_Try it:_ Carry the web-scraping walkthrough below forward from the point where it stops.

_Source extract:_
· · · · · · ·
I selected an article, [World’s Best 10 Countries to Launch a Fintech Startup](https://medium.com/datadriveninvestor/worlds-best-10-cities-to-launch-a-fintech-startup-a3a1c739e04c) from Medium. From this article I wanted to extract the title of the article and the 10 countries. I choose the article since it is part of an industry I really like.
- First I imported the requests library 

In [1]:
import requests

- I proceded to specify the URL of the page I wante dto scrape and used the get and content method in the requests library to retreive the content 

In [7]:
url = 'https://medium.com/datadriveninvestor/worlds-best-10-cities-to-launch-a-fintech-startup-a3a1c739e04c'
html = requests.get(url).content
html[0:700]

b'<!DOCTYPE html><html xmlns:cc="http://creativecommons.org/ns#"><head prefix="og: http://ogp.me/ns# fb: http://ogp.me/ns/fb# medium-com: http://ogp.me/ns/fb/medium-com#"><meta http-equiv="Content-Type" content="text/html; charset=utf-8"><meta name="viewport" content="width=device-width, initial-scale=1.0, viewport-fit=contain"><title>World\xe2\x80\x99s Best 10 Countries to Launch a Fintech Startup</title><link rel="canonical" href="https://medium.com/datadriveninvestor/worlds-best-10-cities-to-launch-a-fintech-startup-a3a1c739e04c"><meta name="title" content="World\xe2\x80\x99s Best 10 Countries to Launch a Fintech Startup"><meta name="referrer" content="unsafe-url"><meta name="description" content="FinTech st'

- I imported the BeautifulSoup library to read the raw HTML and parse the information I wanted 
- I went to the website itself and used the inspect element to identify the type of elements that contained the main header and the name of the 10 countries. I figured out it was h1 and h3, so i proced to extract all the text contained within these header tags. 

In [11]:
from bs4 import BeautifulSoup

In [12]:
soup = BeautifulSoup(html,"lxml")
soup

<!DOCTYPE html>
<html xmlns:cc="http://creativecommons.org/ns#"><head prefix="og: http://ogp.me/ns# fb: http://ogp.me/ns/fb# medium-com: http://ogp.me/ns/fb/medium-com#"><meta content="text/html; charset=utf-8" http-equiv="Content-Type"/><meta content="width=device-width, initial-scale=1.0, viewport-fit=contain" name="viewport"/><title>World’s Best 10 Countries to Launch a Fintech Startup</title><link href="https://medium.com/datadriveninvestor/worlds-best-10-cities-to-launch-a-fintech-startup-a3a1c739e04c" rel="canonical"/><meta content="World’s Best 10 Countries to Launch a Fintech Startup" name="title"/><meta content="unsafe-url" name="referrer"/><meta content="FinTech startups have become one of the hottest booms in the competitive business world of entrepreneurship with the revolutionizing of financial services. Merely a decade ago, Fin-techs acted as a…" name="description"/><meta content="#000000" name="theme-color"/><meta content="World’s Best 10 Countries to Launch a Fintech St

In [179]:
title = [e.text for e in soup.select('h1')]
countries = [e.text for e in soup.find_all('h3')][0:10]
print(type(title))
· · · · · · ·
_Dataset content:_
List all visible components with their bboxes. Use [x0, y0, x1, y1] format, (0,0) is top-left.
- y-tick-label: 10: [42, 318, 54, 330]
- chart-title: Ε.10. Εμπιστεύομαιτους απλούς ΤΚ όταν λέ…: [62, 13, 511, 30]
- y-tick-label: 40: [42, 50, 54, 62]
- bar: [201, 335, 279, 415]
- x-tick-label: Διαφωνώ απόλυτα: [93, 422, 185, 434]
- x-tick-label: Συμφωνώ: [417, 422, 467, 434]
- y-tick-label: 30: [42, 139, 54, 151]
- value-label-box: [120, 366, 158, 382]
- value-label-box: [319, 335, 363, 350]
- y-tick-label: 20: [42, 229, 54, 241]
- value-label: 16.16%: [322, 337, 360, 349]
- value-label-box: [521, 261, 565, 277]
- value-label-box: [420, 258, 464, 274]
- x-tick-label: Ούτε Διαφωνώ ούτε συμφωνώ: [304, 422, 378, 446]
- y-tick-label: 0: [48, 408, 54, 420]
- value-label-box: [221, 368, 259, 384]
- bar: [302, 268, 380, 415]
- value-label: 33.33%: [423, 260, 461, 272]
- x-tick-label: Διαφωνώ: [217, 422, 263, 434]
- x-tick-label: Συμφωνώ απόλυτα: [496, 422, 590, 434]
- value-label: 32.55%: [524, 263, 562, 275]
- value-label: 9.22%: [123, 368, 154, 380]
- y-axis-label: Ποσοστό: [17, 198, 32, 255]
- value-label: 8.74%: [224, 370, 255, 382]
· · · · · · ·
_Written response:_
display(title)
print(type(headers))
display(countries)

<class 'list'>


['World’s Best 10 Countries to Launch a Fintech\xa0Startup']

<class 'list'>


['1. New\xa0Zealand',
 '2. Sweden',
 '3. Denmark',
 '4. United\xa0Kingdom',
 '5. Singapore',
 '6. Canada',
 '7. The Netherlands',
 '8. Ireland',
 '9. Switzerland',
 '10. Hong\xa0Kong']

In [182]:
def ranking(countries):
    for country in countries:
        countries.split('.')


<function __main__.ranking(countries)>

- I created a for loop to split the elements in the countries list and turn it into a nested list called ranking
- I proceded to create a Data Frame using pandas for the ranking of the countries

In [212]:
ranking = []
for country in countries:
    ranking.append(country.split("."))

print(type(ranking))
ranking

<class 'list'>


[['1', ' New\xa0Zealand'],
 ['2', ' Sweden'],
 ['3', ' Denmark'],
 ['4', ' United\xa0Kingdom'],
 ['5', ' Singapore'],
 ['6', ' Canada'],
 ['7', ' The Netherlands'],
 ['8', ' Ireland'],
 ['9', ' Switzerland'],
 ['10', ' Hong\xa0Kong']]

In [214]:
df = pd.DataFrame(ranking)
df.columns = ['Ranking', 'Country']
print(type(df))
df

<class 'pandas.core.frame.DataFrame'>


Unnamed: 0,Ranking,Country
0,1,New Zealand
1,2,Sweden
2,3,Denmark
3,4,United Kingdom
4,5,Singapore
5,6,Canada
6,7,The Netherlands
7,8,Ireland
8,9,Switzerland
9,10,Hong Kong


In [215]:
df.to_csv('output/scraping.csv', index=False)